--- EXCERPT ---

US v. Gleave

Citation786 F. Supp. 258
Decision Date28 January 1992
Docket NumberNo. CR-90-33S.,CR-90-33S.
PartiesUNITED STATES of America v. Ted W. GLEAVE and David R. Knoll, Defendants.
CourtUnited States District Courts. 2nd Circuit. United States District Court of Western District of New York

COPYRIGHT MATERIAL OMITTED

COPYRIGHT MATERIAL OMITTED

Dennis C. Vacco, U.S. Atty. by Denise O'Donnell, Asst. U.S. Atty., Buffalo, N.Y., for U.S.

Thomas P. Cleary, Joel L. Daniels, Buffalo, N.Y., for Gleave.

David R. Knoll, pro se.

Robert J. Riordan, Kenmore, N.Y., for Knoll.

DECISION AND ORDER

SKRETNY, District Judge.

INTRODUCTION

On February 22, 1990, the United States of America (hereinafter "the government") filed a forty-six count Indictment against the defendants Ted W. Gleave ("Gleave") and David R. Knoll ("Knoll") (collectively referred to as "the defendants"). The indictment charges the defendants with conspiracy (18 U.S.C. § 371); concealment of assets in bankruptcy (18 U.S.C. § 152); making false statements to a department of the United States (18 U.S.C. § 1001); money laundering (18 U.S.C. § 1956); and interstate transportation of monies obtained by fraud (18 U.S.C. § 2314).

Now before this Court are several motions of Gleave and Knoll to dismiss various counts of all or portions of the indictment and to suppress evidence, all pursuant to Fed.R.Crim.P. 12(b). Specifically, the motions of defendants addressed herein are as follows:

(1) The defendants move to dismiss Counts Seven and Eight of the indictment, arguing that they are impermissibly duplicitous.

---

● GIVEN TASK 1: In the court decision, on what date did the government file the indictment against the two defendants?
● GIVEN TASK 2: Carry the court decision forward from its last sentence.
The material that comes after the court decision isn't needed.

--- RECORD SET ---

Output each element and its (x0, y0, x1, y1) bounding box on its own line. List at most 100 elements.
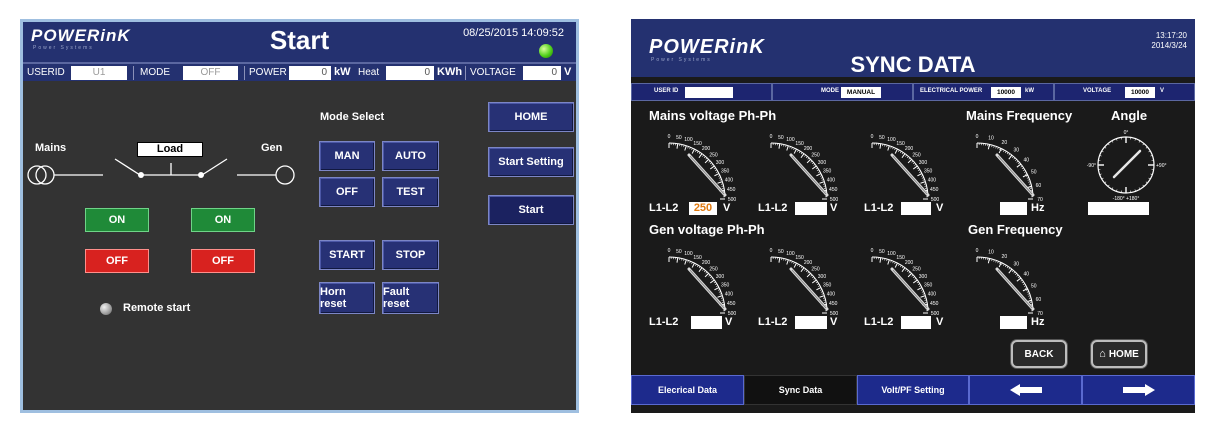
tab-electrical-data[interactable]: Elecrical Data (631, 375, 744, 405)
svg-text:0: 0 (770, 248, 773, 254)
gen-off-button[interactable]: OFF (191, 249, 255, 273)
userid-label: USERID (27, 67, 65, 78)
horn-reset-button[interactable]: Horn reset (319, 282, 375, 314)
angle-title: Angle (1111, 108, 1148, 123)
mains-breaker-icon (114, 158, 141, 176)
home-button[interactable]: ⌂ HOME (1091, 340, 1147, 368)
back-button[interactable]: BACK (1011, 340, 1067, 368)
svg-text:350: 350 (721, 282, 730, 288)
mains-source-icon (27, 165, 47, 185)
svg-text:0: 0 (668, 134, 671, 140)
svg-text:200: 200 (702, 146, 711, 152)
user-id-label: USER ID (654, 88, 679, 94)
svg-text:300: 300 (818, 160, 827, 166)
gen-voltage-gauge-l2: 0 50 100150200250300350400450500 (770, 248, 839, 317)
tab-sync-data[interactable]: Sync Data (744, 375, 857, 405)
svg-text:0: 0 (871, 134, 874, 140)
mains-frequency-title: Mains Frequency (966, 108, 1073, 123)
svg-text:200: 200 (804, 260, 813, 266)
start-button[interactable]: START (319, 240, 375, 270)
divider (133, 66, 134, 80)
mains-frequency-value (1000, 202, 1027, 215)
svg-text:150: 150 (795, 255, 804, 261)
svg-text:400: 400 (725, 292, 734, 298)
svg-text:100: 100 (887, 251, 896, 257)
next-page-button[interactable] (1082, 375, 1195, 405)
mains-l1-value: 250 (689, 202, 717, 215)
svg-text:450: 450 (829, 301, 838, 307)
divider (244, 66, 245, 80)
voltage-label: VOLTAGE (470, 67, 516, 78)
mode-label: MODE (821, 88, 839, 94)
mains-l3-unit: V (936, 202, 944, 214)
voltage-field: 10000 (1125, 87, 1155, 98)
heat-label: Heat (358, 67, 380, 78)
svg-text:350: 350 (823, 282, 832, 288)
prev-page-button[interactable] (969, 375, 1082, 405)
electrical-power-unit: kW (1025, 88, 1034, 94)
electrical-power-label: ELECTRICAL POWER (920, 88, 983, 94)
svg-text:250: 250 (912, 152, 921, 158)
svg-text:-90°: -90° (1087, 163, 1096, 169)
single-line-diagram (27, 158, 295, 185)
svg-text:200: 200 (804, 146, 813, 152)
gen-frequency-unit: Hz (1031, 316, 1045, 328)
svg-text:50: 50 (778, 249, 784, 255)
svg-text:350: 350 (721, 168, 730, 174)
svg-text:450: 450 (727, 187, 736, 193)
status-strip: USERID U1 MODE OFF POWER 0 kW Heat 0 KWh… (23, 62, 576, 81)
gen-frequency-title: Gen Frequency (968, 222, 1063, 237)
svg-text:150: 150 (896, 255, 905, 261)
mains-l1-unit: V (723, 202, 731, 214)
svg-text:150: 150 (795, 141, 804, 147)
fault-reset-button[interactable]: Fault reset (382, 282, 439, 314)
svg-text:50: 50 (778, 135, 784, 141)
tab-volt-pf-setting[interactable]: Volt/PF Setting (857, 375, 969, 405)
svg-text:250: 250 (709, 266, 718, 272)
mains-l2-unit: V (830, 202, 838, 214)
nav-start-setting-button[interactable]: Start Setting (488, 147, 574, 177)
nav-start-button[interactable]: Start (488, 195, 574, 225)
svg-text:200: 200 (905, 260, 914, 266)
heat-field: 0 (386, 66, 434, 80)
mains-on-button[interactable]: ON (85, 208, 149, 232)
test-button[interactable]: TEST (382, 177, 439, 207)
mains-l1-label: L1-L2 (649, 202, 679, 214)
voltage-label: VOLTAGE (1083, 88, 1112, 94)
mode-segment: MODE MANUAL (772, 83, 913, 101)
mains-voltage-gauge-l1: 0 50 100150200250300350400450500 (668, 134, 737, 203)
arrow-right-icon (1122, 384, 1155, 396)
stop-button[interactable]: STOP (382, 240, 439, 270)
time: 13:17:20 (1155, 31, 1187, 40)
mains-voltage-gauge-l3: 0 50 100150200250300350400450500 (871, 134, 940, 203)
user-id-field (685, 87, 733, 98)
svg-text:450: 450 (829, 187, 838, 193)
svg-text:50: 50 (676, 249, 682, 255)
svg-text:200: 200 (702, 260, 711, 266)
svg-text:100: 100 (786, 251, 795, 257)
svg-text:10: 10 (988, 250, 994, 256)
datetime: 13:17:20 2014/3/24 (1151, 31, 1187, 51)
bottom-tab-bar: Elecrical Data Sync Data Volt/PF Setting (631, 375, 1195, 405)
svg-text:300: 300 (716, 160, 725, 166)
mains-off-button[interactable]: OFF (85, 249, 149, 273)
header-bar: POWERinK Power Systems Start 08/25/2015 … (23, 22, 576, 62)
svg-text:300: 300 (919, 274, 928, 280)
gen-l3-value (901, 316, 931, 329)
status-led-icon (539, 44, 553, 58)
svg-text:10: 10 (988, 136, 994, 142)
svg-text:150: 150 (896, 141, 905, 147)
off-button[interactable]: OFF (319, 177, 375, 207)
gen-on-button[interactable]: ON (191, 208, 255, 232)
mode-field: OFF (183, 66, 238, 80)
svg-text:30: 30 (1013, 148, 1019, 154)
mains-voltage-title: Mains voltage Ph-Ph (649, 108, 777, 123)
nav-home-button[interactable]: HOME (488, 102, 574, 132)
man-button[interactable]: MAN (319, 141, 375, 171)
svg-text:250: 250 (811, 152, 820, 158)
angle-gauge: 0°-90° +90°-180° +180° (1087, 130, 1167, 202)
gen-l2-value (795, 316, 827, 329)
svg-text:60: 60 (1036, 183, 1042, 189)
date: 2014/3/24 (1151, 41, 1187, 50)
auto-button[interactable]: AUTO (382, 141, 439, 171)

---

● WRITTEN RESPONSE 1: February 22, 1990.

● WRITTEN RESPONSE 2:
(2) Knoll also moves to dismiss Count One on duplicity grounds.

(3) Knoll moves to dismiss Counts Four, Five and Six, arguing that those counts are barred by the statute of limitations.

(4) The defendants move to dismiss Counts Nine through Thirty-Three of the indictment arguing that the Money Laundering Control Act of 1986, 18 U.S.C. § 1956, the statute on which those counts are charged, is unconstitutional. Knoll also argues that this Court must dismiss Counts Nine through Thirty-Three because, according to Knoll, the conduct which those counts charge does not violate § 1956.

(5) The defendants move to dismiss Counts Thirty-Five through Forty-Six of the indictment on the grounds that those counts are legally insufficient. Counts Thirty-Five through Forty-Six charge the defendants with violations of the National Stolen Property Act, 18 U.S.C. § 2314. Specifically, the defendants argue that the alleged stolen property was part of a bankruptcy estate in Chapter 11 where, according to the defendants, Gleave maintained title ownership of the property. Therefore, the defendants contend, Counts Thirty-five through Forty-six do not charge that the defendants' alleged conduct deprived another of an ownership interest in property.

(6) The defendants move for an Order excluding as evidence certain bank records from Barclays Bank International, Ltd. Grand Cayman, Cayman Islands. The government seeks to introduce the foreign bank records pursuant to 18 U.S.C. § 3505.

(7) Knoll moves to dismiss the entire indictment against him on the grounds of prejudicial pre-indictment delay.

(8) Daniel Nowak, a witness called by the defense at a suppression hearing in this case, seeks an Order form this Court requiring that the government pay him witness fees pursuant to 28 U.S.C. §§ 1821 and 1825.

(9) Finally, the defendants move to suppress certain physical evidence.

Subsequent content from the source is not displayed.